__The task__: Please copy the material word for word, from its first line through the line that contains "osc-tick-label: 30.00 [1171, 576, 1201, 590]", with both of those lines included.

start Task input

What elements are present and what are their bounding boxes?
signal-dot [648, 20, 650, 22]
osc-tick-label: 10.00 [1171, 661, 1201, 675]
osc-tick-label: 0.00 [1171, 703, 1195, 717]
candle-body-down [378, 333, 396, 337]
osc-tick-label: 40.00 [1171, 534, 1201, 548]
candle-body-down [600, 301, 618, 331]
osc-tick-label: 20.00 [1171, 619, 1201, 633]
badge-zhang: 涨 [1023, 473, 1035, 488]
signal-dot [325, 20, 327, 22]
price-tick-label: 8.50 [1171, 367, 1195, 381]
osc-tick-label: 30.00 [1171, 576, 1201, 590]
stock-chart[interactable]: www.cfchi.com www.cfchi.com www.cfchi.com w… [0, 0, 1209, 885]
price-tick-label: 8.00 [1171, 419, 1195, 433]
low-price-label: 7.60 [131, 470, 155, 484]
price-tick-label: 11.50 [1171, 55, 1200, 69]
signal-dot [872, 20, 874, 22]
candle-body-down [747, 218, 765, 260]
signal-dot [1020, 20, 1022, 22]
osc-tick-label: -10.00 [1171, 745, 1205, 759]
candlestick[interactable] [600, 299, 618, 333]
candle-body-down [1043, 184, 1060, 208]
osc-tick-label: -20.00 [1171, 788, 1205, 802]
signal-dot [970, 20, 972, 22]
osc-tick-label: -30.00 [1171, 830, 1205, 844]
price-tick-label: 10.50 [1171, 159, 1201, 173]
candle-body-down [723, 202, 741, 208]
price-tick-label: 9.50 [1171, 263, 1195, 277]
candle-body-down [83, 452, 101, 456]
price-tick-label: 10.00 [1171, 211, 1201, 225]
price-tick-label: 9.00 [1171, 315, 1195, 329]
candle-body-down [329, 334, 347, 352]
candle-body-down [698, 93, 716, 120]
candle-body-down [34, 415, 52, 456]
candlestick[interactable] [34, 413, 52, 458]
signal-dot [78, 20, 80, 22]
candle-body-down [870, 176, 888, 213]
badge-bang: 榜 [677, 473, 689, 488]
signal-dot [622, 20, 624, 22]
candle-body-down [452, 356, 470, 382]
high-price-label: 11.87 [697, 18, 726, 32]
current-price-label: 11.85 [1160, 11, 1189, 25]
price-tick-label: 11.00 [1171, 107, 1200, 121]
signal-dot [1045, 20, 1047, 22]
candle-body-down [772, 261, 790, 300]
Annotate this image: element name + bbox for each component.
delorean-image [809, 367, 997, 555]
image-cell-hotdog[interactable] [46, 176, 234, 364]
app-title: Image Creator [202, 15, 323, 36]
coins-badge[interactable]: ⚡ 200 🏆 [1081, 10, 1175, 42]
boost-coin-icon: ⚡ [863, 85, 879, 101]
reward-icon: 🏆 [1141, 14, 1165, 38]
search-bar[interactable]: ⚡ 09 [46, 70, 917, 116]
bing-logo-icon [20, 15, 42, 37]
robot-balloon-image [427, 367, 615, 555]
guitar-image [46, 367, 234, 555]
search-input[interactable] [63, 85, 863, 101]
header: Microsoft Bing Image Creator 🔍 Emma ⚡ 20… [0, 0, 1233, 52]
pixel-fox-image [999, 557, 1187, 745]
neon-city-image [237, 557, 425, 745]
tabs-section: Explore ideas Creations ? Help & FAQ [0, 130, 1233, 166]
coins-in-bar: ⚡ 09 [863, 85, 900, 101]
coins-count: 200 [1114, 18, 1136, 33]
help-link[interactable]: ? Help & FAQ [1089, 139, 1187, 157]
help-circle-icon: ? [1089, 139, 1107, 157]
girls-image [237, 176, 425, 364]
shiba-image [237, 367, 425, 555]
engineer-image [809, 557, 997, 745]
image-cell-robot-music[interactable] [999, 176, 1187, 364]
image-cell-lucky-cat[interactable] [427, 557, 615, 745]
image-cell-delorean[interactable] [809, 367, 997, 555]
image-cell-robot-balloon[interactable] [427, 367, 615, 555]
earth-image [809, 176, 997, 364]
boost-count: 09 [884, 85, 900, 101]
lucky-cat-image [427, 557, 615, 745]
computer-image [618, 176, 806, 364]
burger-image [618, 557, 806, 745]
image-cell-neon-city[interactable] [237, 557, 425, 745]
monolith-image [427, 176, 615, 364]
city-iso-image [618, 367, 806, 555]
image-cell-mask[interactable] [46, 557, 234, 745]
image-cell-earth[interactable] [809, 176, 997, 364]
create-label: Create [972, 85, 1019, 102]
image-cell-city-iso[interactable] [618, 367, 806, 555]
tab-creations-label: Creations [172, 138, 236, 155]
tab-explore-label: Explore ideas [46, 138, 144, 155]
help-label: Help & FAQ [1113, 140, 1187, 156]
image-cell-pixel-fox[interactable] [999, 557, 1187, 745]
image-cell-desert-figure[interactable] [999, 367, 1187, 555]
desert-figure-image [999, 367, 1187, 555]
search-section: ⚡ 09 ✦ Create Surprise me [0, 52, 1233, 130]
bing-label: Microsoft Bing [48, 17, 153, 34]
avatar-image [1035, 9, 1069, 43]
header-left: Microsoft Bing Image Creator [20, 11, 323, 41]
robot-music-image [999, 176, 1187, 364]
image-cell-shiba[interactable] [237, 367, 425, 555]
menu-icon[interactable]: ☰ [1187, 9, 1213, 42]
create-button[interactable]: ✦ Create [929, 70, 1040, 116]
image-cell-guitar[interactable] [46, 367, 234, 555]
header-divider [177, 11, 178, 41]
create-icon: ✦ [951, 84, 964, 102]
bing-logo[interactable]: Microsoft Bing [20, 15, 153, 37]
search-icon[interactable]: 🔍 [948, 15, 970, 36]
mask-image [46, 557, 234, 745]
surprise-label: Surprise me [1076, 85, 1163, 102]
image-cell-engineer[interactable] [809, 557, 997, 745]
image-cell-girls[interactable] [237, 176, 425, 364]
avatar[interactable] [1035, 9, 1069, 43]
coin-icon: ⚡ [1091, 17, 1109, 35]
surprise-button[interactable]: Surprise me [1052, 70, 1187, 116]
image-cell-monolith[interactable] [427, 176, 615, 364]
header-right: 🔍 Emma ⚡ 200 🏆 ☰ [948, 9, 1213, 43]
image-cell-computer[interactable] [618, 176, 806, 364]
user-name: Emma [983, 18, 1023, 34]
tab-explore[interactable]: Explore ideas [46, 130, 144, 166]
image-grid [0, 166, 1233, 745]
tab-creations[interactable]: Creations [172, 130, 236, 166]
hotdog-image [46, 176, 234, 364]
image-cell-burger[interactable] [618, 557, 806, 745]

end Task input

__Final result__:
What elements are present and what are their bounding boxes?
signal-dot [648, 20, 650, 22]
osc-tick-label: 10.00 [1171, 661, 1201, 675]
osc-tick-label: 0.00 [1171, 703, 1195, 717]
candle-body-down [378, 333, 396, 337]
osc-tick-label: 40.00 [1171, 534, 1201, 548]
candle-body-down [600, 301, 618, 331]
osc-tick-label: 20.00 [1171, 619, 1201, 633]
badge-zhang: 涨 [1023, 473, 1035, 488]
signal-dot [325, 20, 327, 22]
price-tick-label: 8.50 [1171, 367, 1195, 381]
osc-tick-label: 30.00 [1171, 576, 1201, 590]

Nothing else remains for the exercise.